→ Given request A
List the labels of all the dash-marked fact entries at the top of the Ravenscourt ward text.
** START Passage to read **
- Borough: Hammersmith and Fulham
- County: Greater London
- Population: 6,932 (2021)
- Area: 0.7571 km²

Current electoral ward
- Created: 2022
- Number of members: 3
- Councillors: Liz Collins; Patrick Walsh;
- Created from: Ravenscourt Park

= Ravenscourt (ward) =

Electoral ward in London, England

Ravenscourt is an electoral ward in the London Borough of Hammersmith and Fulham. The ward was first used in the 2022 elections and elects two councillors to Hammersmith and Fulham London Borough Council.

== Geography ==
The ward is named after the area of Ravenscourt.

== Councillors ==

| Election | Councillors |  |  |  |
|---|---|---|---|---|
| 2022 |  | Liz Collins (Labour) |  | Patrick Walsh (Labour) |

== Elections ==

=== 2022 ===

Ravenscourt (2)
** END Passage to read **
→ Given request B
Rename "partial perspective view" to "partial isometric view" in the listing lines between the line holding "Patent image size: (746, 635)." and the line holding "The rigid linkage 66 is at (273, 318).", inclusive. Give back only those lines, with everything else unchanged.
** START Listed entries **
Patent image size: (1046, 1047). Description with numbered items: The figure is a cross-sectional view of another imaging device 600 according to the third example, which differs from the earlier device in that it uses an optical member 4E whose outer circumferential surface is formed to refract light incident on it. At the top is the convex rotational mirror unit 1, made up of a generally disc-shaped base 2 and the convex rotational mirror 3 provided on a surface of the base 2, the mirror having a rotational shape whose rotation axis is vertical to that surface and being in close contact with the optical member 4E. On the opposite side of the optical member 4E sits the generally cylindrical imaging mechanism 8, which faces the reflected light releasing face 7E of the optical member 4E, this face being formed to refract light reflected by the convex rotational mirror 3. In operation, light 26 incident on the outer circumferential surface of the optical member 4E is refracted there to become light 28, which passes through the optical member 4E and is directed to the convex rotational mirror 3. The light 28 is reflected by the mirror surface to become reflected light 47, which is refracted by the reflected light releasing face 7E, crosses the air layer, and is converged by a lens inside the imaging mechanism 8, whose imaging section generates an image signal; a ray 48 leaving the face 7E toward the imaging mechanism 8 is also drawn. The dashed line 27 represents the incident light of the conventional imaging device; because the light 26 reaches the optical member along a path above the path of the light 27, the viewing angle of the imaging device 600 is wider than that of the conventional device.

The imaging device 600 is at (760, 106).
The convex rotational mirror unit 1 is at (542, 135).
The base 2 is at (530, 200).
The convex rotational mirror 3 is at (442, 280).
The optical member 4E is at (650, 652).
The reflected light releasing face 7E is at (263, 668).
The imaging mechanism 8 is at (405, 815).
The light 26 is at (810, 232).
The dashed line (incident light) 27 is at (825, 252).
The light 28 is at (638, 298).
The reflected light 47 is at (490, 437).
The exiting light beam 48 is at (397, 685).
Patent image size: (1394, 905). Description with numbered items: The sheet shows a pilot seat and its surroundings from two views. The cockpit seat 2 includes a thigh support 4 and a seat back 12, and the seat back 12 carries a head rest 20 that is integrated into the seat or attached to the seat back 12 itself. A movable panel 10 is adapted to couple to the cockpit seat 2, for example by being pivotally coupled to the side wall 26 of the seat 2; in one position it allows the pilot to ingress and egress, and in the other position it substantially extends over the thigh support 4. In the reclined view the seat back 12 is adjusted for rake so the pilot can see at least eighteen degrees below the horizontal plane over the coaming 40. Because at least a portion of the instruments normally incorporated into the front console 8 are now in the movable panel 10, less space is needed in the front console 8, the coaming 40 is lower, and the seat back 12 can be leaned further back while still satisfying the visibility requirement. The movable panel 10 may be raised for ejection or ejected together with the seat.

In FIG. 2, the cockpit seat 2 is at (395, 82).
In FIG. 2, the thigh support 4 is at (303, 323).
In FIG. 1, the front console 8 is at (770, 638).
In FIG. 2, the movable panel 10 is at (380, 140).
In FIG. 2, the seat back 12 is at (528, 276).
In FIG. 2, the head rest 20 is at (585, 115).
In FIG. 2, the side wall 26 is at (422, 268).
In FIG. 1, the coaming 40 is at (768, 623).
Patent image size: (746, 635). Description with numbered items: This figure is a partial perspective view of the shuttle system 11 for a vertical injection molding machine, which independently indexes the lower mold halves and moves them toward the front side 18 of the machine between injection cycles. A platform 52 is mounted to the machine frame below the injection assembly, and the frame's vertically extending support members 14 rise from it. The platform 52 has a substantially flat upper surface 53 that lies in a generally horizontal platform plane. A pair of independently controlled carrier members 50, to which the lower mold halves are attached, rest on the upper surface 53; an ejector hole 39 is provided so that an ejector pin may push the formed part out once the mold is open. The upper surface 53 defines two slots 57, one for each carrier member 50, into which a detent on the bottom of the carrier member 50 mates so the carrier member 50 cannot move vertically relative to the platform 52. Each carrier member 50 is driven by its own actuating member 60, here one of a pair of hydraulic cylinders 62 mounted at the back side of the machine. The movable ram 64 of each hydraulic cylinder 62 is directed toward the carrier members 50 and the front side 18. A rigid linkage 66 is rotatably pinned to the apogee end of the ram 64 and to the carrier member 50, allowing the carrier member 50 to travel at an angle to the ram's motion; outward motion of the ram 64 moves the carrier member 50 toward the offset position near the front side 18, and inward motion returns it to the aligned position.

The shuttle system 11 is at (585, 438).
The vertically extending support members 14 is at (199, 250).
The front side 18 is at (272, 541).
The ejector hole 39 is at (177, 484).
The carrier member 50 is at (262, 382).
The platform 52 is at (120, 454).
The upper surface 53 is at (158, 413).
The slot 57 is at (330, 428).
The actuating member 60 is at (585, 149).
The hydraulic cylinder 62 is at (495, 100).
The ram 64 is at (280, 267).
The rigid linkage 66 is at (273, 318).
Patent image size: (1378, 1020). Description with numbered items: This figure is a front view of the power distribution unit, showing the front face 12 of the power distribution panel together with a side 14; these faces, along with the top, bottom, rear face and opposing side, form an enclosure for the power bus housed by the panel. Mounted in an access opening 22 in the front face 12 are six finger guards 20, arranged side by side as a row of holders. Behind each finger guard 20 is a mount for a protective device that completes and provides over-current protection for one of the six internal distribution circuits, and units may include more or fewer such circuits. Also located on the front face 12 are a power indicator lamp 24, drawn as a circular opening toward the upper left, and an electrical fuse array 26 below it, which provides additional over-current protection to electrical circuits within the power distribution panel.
** END Listed entries **
→ Response A
Borough, County, Population, Area, Created, Number of members, Councillors, Created from

→ Response B
Patent image size: (746, 635). Description with numbered items: This figure is a partial isometric view of the shuttle system 11 for a vertical injection molding machine, which independently indexes the lower mold halves and moves them toward the front side 18 of the machine between injection cycles. A platform 52 is mounted to the machine frame below the injection assembly, and the frame's vertically extending support members 14 rise from it. The platform 52 has a substantially flat upper surface 53 that lies in a generally horizontal platform plane. A pair of independently controlled carrier members 50, to which the lower mold halves are attached, rest on the upper surface 53; an ejector hole 39 is provided so that an ejector pin may push the formed part out once the mold is open. The upper surface 53 defines two slots 57, one for each carrier member 50, into which a detent on the bottom of the carrier member 50 mates so the carrier member 50 cannot move vertically relative to the platform 52. Each carrier member 50 is driven by its own actuating member 60, here one of a pair of hydraulic cylinders 62 mounted at the back side of the machine. The movable ram 64 of each hydraulic cylinder 62 is directed toward the carrier members 50 and the front side 18. A rigid linkage 66 is rotatably pinned to the apogee end of the ram 64 and to the carrier member 50, allowing the carrier member 50 to travel at an angle to the ram's motion; outward motion of the ram 64 moves the carrier member 50 toward the offset position near the front side 18, and inward motion returns it to the aligned position.

The shuttle system 11 is at (585, 438).
The vertically extending support members 14 is at (199, 250).
The front side 18 is at (272, 541).
The ejector hole 39 is at (177, 484).
The carrier member 50 is at (262, 382).
The platform 52 is at (120, 454).
The upper surface 53 is at (158, 413).
The slot 57 is at (330, 428).
The actuating member 60 is at (585, 149).
The hydraulic cylinder 62 is at (495, 100).
The ram 64 is at (280, 267).
The rigid linkage 66 is at (273, 318).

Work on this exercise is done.